> **Information provided**:
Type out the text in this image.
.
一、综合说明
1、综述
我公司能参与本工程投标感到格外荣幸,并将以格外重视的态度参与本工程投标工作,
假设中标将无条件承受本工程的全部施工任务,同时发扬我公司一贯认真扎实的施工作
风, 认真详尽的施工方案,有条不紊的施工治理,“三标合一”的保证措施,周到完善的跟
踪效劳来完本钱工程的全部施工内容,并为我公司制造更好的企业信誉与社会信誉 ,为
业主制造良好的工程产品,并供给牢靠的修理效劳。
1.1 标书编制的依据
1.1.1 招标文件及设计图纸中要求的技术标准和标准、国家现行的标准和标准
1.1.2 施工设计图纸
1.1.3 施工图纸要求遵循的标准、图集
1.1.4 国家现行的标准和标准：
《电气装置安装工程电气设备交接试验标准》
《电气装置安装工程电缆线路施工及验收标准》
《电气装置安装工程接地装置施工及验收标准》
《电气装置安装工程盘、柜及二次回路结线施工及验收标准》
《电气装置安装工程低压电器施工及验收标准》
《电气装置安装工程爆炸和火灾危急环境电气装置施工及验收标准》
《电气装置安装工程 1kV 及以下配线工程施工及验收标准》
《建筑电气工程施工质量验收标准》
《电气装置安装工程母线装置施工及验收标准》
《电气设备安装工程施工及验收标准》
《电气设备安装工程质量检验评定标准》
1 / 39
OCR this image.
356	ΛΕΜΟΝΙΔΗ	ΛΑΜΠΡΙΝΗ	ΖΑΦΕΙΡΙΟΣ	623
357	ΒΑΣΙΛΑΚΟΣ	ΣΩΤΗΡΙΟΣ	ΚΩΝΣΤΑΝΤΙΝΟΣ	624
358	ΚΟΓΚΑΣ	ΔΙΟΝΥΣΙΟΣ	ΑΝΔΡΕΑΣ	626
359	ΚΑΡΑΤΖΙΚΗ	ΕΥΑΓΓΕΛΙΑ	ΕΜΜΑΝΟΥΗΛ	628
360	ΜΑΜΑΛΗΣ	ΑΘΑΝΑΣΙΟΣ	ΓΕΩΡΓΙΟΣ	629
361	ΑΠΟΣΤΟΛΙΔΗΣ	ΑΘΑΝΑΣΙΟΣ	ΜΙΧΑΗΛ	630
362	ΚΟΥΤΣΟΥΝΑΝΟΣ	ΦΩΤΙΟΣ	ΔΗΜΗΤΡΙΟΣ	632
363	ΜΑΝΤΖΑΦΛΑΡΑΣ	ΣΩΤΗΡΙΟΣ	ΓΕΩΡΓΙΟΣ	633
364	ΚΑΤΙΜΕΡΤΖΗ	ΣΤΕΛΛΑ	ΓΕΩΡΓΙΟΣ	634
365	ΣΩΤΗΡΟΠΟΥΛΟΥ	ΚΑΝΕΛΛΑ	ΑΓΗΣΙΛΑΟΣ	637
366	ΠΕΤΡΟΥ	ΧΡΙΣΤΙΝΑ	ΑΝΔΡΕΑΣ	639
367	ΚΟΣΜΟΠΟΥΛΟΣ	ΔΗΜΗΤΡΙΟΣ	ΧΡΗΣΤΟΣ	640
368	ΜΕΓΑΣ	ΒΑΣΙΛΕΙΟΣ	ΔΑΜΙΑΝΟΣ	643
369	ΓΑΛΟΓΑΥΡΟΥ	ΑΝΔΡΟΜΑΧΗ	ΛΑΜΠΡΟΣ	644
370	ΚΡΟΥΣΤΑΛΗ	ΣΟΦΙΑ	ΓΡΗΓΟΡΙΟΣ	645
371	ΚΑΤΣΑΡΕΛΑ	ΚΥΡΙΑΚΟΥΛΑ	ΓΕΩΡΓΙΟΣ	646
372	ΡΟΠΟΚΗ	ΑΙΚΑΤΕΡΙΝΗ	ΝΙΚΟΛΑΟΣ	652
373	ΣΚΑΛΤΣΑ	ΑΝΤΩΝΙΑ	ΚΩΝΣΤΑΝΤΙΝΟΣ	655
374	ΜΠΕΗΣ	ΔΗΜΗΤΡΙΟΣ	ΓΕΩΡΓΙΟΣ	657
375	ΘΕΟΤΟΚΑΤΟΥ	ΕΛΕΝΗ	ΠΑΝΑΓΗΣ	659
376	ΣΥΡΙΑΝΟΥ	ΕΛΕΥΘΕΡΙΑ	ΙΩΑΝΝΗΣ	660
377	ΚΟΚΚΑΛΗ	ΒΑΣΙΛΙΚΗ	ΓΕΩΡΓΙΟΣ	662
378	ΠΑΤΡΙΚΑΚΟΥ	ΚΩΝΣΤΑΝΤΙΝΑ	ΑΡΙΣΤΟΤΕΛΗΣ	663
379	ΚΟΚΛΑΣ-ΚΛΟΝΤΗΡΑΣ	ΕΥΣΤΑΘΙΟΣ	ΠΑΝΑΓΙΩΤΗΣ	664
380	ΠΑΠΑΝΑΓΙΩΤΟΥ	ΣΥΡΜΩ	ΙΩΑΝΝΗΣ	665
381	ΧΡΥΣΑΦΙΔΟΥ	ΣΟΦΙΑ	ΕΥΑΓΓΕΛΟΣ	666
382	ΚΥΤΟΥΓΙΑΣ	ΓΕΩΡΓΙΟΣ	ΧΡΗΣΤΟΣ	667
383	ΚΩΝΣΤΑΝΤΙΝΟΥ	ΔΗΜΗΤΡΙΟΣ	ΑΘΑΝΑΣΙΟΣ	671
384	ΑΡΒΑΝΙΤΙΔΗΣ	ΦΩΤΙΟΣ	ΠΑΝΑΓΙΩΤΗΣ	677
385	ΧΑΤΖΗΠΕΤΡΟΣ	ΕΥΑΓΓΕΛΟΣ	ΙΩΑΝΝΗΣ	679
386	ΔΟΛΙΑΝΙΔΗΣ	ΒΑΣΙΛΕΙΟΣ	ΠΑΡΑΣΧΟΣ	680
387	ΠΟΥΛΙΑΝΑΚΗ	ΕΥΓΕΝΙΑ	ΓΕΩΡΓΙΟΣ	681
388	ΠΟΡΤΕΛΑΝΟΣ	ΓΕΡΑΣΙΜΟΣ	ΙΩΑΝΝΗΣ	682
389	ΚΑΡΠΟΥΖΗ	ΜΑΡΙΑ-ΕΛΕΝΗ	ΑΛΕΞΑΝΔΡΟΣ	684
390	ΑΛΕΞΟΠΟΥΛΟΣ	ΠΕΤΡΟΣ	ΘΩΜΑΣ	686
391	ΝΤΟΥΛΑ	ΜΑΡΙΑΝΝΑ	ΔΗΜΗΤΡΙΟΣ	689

> **Written request**: How many of the lines above contain the string "ΑΘΑΝΑΣΙΟΣ"? Give the number only.

> **Full solution**: 3